To be done:
Which lines in the material below contain the word "Lash"? Copy each of them.

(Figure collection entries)

>> BEGIN

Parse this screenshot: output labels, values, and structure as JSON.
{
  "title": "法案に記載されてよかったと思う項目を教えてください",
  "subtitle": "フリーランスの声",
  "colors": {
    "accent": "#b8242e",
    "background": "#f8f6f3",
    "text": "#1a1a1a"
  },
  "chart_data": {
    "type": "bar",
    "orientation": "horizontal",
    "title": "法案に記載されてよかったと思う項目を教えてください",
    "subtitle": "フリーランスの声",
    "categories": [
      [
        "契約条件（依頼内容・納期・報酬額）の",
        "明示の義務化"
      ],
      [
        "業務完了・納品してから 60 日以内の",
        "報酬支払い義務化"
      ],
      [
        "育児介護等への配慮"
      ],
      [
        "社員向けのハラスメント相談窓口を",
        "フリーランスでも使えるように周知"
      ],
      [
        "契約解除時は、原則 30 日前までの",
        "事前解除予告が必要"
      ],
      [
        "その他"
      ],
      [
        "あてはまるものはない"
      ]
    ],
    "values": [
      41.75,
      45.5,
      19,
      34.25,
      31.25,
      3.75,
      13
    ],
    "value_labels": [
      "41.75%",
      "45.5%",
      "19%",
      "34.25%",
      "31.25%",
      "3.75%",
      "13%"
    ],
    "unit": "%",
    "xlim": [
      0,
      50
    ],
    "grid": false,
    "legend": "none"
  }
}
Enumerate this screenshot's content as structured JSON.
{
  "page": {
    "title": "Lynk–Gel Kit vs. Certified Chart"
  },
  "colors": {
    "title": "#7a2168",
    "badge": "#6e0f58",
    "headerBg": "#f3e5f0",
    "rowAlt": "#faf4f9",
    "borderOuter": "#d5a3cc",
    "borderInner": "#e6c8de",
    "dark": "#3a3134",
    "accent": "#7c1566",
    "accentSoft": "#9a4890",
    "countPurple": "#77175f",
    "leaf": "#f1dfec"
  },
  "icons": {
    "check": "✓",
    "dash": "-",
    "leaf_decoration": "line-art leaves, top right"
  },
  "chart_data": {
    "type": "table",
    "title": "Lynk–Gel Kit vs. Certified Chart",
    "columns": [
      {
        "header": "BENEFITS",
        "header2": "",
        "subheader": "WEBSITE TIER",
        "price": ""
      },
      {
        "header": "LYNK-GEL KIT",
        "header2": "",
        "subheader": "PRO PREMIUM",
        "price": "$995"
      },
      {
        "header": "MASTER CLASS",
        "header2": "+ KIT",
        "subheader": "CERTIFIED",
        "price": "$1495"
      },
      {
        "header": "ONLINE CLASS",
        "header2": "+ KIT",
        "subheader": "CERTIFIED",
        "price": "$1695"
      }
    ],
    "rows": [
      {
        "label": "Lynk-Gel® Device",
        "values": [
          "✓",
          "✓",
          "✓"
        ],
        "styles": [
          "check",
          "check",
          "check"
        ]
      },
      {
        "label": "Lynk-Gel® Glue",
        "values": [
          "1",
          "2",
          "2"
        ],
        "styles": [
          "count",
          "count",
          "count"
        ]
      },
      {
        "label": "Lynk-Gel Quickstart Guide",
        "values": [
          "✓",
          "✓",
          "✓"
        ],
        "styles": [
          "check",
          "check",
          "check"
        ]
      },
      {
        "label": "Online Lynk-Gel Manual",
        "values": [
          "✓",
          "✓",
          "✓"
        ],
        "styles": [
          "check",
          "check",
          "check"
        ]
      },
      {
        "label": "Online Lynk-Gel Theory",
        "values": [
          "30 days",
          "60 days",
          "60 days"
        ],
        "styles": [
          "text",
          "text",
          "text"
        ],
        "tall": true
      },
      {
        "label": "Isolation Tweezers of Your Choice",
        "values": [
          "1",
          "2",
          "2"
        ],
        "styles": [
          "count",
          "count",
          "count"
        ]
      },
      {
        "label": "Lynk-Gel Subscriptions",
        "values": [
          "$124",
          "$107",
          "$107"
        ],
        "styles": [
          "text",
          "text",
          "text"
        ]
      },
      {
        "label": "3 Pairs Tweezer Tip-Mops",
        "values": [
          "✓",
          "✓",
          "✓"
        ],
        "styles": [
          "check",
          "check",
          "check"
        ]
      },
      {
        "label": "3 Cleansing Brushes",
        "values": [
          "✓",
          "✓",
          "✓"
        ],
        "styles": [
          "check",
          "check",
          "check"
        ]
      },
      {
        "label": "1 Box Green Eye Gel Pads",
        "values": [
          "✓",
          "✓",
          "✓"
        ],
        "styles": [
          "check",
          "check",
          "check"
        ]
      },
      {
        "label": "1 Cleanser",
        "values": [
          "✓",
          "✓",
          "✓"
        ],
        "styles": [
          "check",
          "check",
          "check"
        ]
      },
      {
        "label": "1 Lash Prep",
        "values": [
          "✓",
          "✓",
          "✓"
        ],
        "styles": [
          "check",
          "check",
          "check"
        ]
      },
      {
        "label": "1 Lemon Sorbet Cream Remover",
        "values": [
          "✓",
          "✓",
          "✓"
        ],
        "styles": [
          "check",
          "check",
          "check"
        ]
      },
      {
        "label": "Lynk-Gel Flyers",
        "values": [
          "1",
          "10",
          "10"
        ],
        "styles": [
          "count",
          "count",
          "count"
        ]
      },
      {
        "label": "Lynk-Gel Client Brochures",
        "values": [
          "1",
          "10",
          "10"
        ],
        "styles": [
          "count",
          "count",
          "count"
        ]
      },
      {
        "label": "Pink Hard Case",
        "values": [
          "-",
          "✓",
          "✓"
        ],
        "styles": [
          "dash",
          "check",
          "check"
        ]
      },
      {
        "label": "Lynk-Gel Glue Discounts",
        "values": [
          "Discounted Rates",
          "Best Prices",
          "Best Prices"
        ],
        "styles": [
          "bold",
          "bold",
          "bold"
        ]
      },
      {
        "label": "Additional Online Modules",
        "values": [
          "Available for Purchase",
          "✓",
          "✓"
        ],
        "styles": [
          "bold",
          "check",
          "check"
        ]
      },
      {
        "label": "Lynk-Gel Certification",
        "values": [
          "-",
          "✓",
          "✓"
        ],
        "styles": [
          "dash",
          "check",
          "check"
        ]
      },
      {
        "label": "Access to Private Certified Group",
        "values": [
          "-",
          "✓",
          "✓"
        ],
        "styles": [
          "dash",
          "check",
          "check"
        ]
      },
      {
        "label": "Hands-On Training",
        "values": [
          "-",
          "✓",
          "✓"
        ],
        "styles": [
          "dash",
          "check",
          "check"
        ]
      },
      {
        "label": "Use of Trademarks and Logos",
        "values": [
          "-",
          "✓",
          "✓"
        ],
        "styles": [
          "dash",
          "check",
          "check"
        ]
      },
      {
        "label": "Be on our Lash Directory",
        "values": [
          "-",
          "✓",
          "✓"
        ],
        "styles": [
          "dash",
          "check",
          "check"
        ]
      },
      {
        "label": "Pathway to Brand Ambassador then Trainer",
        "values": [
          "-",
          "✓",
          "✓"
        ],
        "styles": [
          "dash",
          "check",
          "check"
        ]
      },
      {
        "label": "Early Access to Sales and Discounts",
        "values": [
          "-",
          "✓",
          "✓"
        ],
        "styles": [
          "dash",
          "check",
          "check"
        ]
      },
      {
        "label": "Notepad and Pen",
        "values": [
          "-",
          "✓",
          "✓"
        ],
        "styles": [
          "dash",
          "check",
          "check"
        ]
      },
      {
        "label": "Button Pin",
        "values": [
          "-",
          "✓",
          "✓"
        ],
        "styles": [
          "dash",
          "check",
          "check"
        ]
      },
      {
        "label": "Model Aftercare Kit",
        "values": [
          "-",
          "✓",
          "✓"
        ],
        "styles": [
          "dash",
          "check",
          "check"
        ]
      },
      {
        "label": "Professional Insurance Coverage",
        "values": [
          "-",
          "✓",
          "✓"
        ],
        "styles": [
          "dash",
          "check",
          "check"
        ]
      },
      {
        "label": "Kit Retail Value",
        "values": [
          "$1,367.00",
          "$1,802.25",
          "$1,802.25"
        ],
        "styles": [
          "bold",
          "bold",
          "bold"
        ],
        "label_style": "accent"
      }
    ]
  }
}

>> END

Written answer:
        "label": "1 Lash Prep",
        "label": "Be on our Lash Directory",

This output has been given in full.